▸ **Material for this task**:
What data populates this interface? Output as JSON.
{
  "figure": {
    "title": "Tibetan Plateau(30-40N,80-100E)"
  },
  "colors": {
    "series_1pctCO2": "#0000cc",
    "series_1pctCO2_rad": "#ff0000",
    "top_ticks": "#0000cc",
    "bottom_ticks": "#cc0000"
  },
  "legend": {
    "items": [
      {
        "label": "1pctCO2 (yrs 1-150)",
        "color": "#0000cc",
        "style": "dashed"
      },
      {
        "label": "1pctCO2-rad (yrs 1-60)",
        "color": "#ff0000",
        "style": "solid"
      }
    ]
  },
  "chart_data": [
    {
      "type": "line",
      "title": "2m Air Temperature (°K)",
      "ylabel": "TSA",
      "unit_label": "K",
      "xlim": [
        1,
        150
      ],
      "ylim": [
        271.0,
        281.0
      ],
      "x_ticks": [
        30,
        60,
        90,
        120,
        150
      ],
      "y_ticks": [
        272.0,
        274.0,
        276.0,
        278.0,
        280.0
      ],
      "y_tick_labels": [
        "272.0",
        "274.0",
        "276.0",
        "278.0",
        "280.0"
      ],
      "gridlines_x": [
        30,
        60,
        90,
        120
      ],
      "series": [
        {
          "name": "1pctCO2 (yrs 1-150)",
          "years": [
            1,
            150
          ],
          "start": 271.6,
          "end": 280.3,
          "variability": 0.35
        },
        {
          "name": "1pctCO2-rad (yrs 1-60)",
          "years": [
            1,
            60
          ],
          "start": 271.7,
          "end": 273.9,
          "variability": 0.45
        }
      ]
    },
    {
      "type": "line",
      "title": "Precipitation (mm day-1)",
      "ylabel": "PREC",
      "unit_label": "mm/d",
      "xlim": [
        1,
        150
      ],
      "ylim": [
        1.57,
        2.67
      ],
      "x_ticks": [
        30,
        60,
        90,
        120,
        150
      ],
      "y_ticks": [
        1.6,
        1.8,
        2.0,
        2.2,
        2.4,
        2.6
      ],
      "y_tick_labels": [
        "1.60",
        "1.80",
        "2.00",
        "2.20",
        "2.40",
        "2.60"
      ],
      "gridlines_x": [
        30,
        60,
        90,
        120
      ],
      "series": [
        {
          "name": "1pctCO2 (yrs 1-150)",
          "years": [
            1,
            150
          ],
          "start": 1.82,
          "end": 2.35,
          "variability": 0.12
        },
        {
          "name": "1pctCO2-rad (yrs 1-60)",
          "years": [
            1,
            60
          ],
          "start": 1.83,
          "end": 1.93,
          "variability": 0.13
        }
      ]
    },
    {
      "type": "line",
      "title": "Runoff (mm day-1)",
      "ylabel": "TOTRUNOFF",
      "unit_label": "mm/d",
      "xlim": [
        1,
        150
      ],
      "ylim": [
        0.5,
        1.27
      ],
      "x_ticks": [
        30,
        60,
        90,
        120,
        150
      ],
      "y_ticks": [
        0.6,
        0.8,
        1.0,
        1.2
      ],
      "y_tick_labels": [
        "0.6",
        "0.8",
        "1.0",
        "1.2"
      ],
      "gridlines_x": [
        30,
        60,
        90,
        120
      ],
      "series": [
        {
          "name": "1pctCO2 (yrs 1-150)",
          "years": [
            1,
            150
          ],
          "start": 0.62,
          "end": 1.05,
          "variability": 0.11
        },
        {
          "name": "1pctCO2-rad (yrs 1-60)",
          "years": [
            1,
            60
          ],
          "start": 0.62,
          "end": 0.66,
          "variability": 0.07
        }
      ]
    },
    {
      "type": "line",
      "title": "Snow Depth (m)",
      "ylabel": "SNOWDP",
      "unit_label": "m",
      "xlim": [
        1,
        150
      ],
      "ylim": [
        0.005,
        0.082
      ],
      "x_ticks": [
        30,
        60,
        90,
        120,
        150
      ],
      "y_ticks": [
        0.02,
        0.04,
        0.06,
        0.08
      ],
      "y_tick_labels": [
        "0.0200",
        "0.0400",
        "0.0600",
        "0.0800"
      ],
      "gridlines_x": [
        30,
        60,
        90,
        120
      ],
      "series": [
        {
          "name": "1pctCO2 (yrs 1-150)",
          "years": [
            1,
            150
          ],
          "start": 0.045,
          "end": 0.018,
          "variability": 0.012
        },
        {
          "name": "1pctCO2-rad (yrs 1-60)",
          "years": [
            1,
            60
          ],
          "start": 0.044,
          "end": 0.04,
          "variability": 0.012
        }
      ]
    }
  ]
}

▸ **The request**: Nothing in the listing may be changed; retype it all exactly.

▸ **Solution below**:
What data populates this interface? Output as JSON.
{
  "figure": {
    "title": "Tibetan Plateau(30-40N,80-100E)"
  },
  "colors": {
    "series_1pctCO2": "#0000cc",
    "series_1pctCO2_rad": "#ff0000",
    "top_ticks": "#0000cc",
    "bottom_ticks": "#cc0000"
  },
  "legend": {
    "items": [
      {
        "label": "1pctCO2 (yrs 1-150)",
        "color": "#0000cc",
        "style": "dashed"
      },
      {
        "label": "1pctCO2-rad (yrs 1-60)",
        "color": "#ff0000",
        "style": "solid"
      }
    ]
  },
  "chart_data": [
    {
      "type": "line",
      "title": "2m Air Temperature (°K)",
      "ylabel": "TSA",
      "unit_label": "K",
      "xlim": [
        1,
        150
      ],
      "ylim": [
        271.0,
        281.0
      ],
      "x_ticks": [
        30,
        60,
        90,
        120,
        150
      ],
      "y_ticks": [
        272.0,
        274.0,
        276.0,
        278.0,
        280.0
      ],
      "y_tick_labels": [
        "272.0",
        "274.0",
        "276.0",
        "278.0",
        "280.0"
      ],
      "gridlines_x": [
        30,
        60,
        90,
        120
      ],
      "series": [
        {
          "name": "1pctCO2 (yrs 1-150)",
          "years": [
            1,
            150
          ],
          "start": 271.6,
          "end": 280.3,
          "variability": 0.35
        },
        {
          "name": "1pctCO2-rad (yrs 1-60)",
          "years": [
            1,
            60
          ],
          "start": 271.7,
          "end": 273.9,
          "variability": 0.45
        }
      ]
    },
    {
      "type": "line",
      "title": "Precipitation (mm day-1)",
      "ylabel": "PREC",
      "unit_label": "mm/d",
      "xlim": [
        1,
        150
      ],
      "ylim": [
        1.57,
        2.67
      ],
      "x_ticks": [
        30,
        60,
        90,
        120,
        150
      ],
      "y_ticks": [
        1.6,
        1.8,
        2.0,
        2.2,
        2.4,
        2.6
      ],
      "y_tick_labels": [
        "1.60",
        "1.80",
        "2.00",
        "2.20",
        "2.40",
        "2.60"
      ],
      "gridlines_x": [
        30,
        60,
        90,
        120
      ],
      "series": [
        {
          "name": "1pctCO2 (yrs 1-150)",
          "years": [
            1,
            150
          ],
          "start": 1.82,
          "end": 2.35,
          "variability": 0.12
        },
        {
          "name": "1pctCO2-rad (yrs 1-60)",
          "years": [
            1,
            60
          ],
          "start": 1.83,
          "end": 1.93,
          "variability": 0.13
        }
      ]
    },
    {
      "type": "line",
      "title": "Runoff (mm day-1)",
      "ylabel": "TOTRUNOFF",
      "unit_label": "mm/d",
      "xlim": [
        1,
        150
      ],
      "ylim": [
        0.5,
        1.27
      ],
      "x_ticks": [
        30,
        60,
        90,
        120,
        150
      ],
      "y_ticks": [
        0.6,
        0.8,
        1.0,
        1.2
      ],
      "y_tick_labels": [
        "0.6",
        "0.8",
        "1.0",
        "1.2"
      ],
      "gridlines_x": [
        30,
        60,
        90,
        120
      ],
      "series": [
        {
          "name": "1pctCO2 (yrs 1-150)",
          "years": [
            1,
            150
          ],
          "start": 0.62,
          "end": 1.05,
          "variability": 0.11
        },
        {
          "name": "1pctCO2-rad (yrs 1-60)",
          "years": [
            1,
            60
          ],
          "start": 0.62,
          "end": 0.66,
          "variability": 0.07
        }
      ]
    },
    {
      "type": "line",
      "title": "Snow Depth (m)",
      "ylabel": "SNOWDP",
      "unit_label": "m",
      "xlim": [
        1,
        150
      ],
      "ylim": [
        0.005,
        0.082
      ],
      "x_ticks": [
        30,
        60,
        90,
        120,
        150
      ],
      "y_ticks": [
        0.02,
        0.04,
        0.06,
        0.08
      ],
      "y_tick_labels": [
        "0.0200",
        "0.0400",
        "0.0600",
        "0.0800"
      ],
      "gridlines_x": [
        30,
        60,
        90,
        120
      ],
      "series": [
        {
          "name": "1pctCO2 (yrs 1-150)",
          "years": [
            1,
            150
          ],
          "start": 0.045,
          "end": 0.018,
          "variability": 0.012
        },
        {
          "name": "1pctCO2-rad (yrs 1-60)",
          "years": [
            1,
            60
          ],
          "start": 0.044,
          "end": 0.04,
          "variability": 0.012
        }
      ]
    }
  ]
}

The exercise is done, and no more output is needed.